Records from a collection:
----------
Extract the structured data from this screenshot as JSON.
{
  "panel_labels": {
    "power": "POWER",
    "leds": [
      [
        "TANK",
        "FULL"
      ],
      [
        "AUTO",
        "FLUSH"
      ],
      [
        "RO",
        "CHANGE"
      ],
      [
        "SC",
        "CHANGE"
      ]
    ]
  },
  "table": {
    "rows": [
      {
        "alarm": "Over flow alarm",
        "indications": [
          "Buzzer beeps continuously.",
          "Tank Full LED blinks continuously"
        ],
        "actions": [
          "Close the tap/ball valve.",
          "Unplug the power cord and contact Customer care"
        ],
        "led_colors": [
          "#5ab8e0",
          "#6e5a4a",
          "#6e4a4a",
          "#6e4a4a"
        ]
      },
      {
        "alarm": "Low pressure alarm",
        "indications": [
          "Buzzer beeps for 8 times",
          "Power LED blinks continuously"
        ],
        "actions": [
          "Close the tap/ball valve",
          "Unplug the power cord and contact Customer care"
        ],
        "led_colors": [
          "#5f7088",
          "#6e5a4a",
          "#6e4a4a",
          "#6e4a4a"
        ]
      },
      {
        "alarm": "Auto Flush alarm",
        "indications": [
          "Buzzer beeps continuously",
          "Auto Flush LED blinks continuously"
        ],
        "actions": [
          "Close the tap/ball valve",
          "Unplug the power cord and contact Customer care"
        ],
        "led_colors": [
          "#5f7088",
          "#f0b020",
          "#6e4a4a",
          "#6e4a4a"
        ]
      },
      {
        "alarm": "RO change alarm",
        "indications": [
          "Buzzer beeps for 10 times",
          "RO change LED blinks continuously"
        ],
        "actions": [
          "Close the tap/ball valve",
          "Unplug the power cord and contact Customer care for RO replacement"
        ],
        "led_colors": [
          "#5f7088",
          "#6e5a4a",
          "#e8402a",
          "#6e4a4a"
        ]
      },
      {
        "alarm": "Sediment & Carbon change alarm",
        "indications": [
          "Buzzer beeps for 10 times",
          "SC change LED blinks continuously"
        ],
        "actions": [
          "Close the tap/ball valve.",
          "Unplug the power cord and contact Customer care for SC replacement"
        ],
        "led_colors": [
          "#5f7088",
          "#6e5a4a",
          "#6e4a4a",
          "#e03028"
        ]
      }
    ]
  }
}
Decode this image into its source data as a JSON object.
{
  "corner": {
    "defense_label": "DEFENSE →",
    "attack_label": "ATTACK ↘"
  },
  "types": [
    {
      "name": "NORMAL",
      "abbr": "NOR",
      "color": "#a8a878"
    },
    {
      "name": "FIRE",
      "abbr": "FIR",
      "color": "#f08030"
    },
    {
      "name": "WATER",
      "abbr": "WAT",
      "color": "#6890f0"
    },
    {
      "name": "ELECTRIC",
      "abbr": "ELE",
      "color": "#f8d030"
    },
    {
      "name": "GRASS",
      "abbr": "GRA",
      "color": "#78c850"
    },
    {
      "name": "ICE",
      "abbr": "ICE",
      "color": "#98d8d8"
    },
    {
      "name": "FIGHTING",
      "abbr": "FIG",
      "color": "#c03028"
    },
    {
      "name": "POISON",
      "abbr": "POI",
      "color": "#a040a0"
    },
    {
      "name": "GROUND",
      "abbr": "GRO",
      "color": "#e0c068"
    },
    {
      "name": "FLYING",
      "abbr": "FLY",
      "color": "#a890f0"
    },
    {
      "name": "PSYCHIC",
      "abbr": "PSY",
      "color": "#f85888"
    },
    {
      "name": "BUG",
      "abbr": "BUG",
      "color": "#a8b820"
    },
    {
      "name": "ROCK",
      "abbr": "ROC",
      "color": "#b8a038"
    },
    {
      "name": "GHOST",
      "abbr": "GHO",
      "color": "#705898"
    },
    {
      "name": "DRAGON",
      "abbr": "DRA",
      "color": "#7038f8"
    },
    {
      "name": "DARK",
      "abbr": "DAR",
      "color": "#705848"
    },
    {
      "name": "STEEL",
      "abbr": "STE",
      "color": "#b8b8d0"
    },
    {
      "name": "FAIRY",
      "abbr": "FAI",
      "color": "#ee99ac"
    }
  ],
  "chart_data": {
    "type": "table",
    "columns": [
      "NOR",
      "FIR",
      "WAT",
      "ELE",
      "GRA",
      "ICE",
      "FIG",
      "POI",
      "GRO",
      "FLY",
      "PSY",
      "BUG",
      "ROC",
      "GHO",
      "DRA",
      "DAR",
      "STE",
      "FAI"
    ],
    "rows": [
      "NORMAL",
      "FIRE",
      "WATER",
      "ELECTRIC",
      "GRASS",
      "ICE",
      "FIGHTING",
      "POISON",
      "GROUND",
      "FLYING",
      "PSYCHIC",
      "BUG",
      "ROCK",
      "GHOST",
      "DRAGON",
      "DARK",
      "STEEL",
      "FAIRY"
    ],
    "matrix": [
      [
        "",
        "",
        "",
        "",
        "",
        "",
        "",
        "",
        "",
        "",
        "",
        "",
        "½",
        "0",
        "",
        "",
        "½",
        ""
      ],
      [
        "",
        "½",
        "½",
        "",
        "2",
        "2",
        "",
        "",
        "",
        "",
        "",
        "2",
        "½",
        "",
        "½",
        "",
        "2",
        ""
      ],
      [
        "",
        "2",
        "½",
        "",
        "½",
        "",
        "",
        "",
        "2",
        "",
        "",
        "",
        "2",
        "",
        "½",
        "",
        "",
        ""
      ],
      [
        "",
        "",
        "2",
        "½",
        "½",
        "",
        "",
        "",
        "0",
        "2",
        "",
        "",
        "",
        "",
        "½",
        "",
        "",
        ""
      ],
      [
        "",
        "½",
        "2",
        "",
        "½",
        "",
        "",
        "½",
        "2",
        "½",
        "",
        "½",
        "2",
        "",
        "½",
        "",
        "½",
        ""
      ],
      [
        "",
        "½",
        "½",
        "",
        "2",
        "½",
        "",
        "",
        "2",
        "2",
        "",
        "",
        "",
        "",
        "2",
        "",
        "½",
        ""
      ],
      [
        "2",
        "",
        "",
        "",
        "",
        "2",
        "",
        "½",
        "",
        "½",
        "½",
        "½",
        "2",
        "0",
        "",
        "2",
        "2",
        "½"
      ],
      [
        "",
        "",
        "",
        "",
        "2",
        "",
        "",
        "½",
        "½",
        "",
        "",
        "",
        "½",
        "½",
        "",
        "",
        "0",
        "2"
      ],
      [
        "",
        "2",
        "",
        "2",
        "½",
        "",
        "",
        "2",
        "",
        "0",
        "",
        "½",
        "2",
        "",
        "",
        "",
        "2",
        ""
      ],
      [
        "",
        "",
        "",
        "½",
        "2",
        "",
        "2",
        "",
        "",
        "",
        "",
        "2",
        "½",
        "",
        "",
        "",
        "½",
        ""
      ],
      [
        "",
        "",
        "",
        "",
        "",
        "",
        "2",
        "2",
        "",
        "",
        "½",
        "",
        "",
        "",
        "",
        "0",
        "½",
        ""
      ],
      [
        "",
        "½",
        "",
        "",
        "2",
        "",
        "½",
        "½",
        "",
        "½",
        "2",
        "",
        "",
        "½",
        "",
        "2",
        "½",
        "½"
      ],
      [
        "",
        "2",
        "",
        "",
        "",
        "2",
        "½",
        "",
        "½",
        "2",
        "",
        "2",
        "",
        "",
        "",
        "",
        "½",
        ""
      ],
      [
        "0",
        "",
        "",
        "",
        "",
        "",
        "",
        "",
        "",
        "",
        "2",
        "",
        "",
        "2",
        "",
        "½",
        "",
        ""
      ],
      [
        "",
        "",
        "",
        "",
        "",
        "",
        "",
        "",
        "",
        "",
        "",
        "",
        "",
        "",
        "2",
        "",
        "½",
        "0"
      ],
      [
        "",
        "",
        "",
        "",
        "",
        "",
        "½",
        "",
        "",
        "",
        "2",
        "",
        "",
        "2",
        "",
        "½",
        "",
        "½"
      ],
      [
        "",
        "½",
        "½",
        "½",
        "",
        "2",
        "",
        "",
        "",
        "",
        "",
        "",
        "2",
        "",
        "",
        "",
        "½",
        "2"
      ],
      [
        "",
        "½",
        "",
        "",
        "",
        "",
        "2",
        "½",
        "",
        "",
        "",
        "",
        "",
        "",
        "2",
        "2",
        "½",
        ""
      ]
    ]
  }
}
----------
» **Instructions for the task**: Locate all lines holding the word "blinks", then copy them out.

» **Exercise result**:
          "Tank Full LED blinks continuously"
          "Power LED blinks continuously"
          "Auto Flush LED blinks continuously"
          "RO change LED blinks continuously"
          "SC change LED blinks continuously"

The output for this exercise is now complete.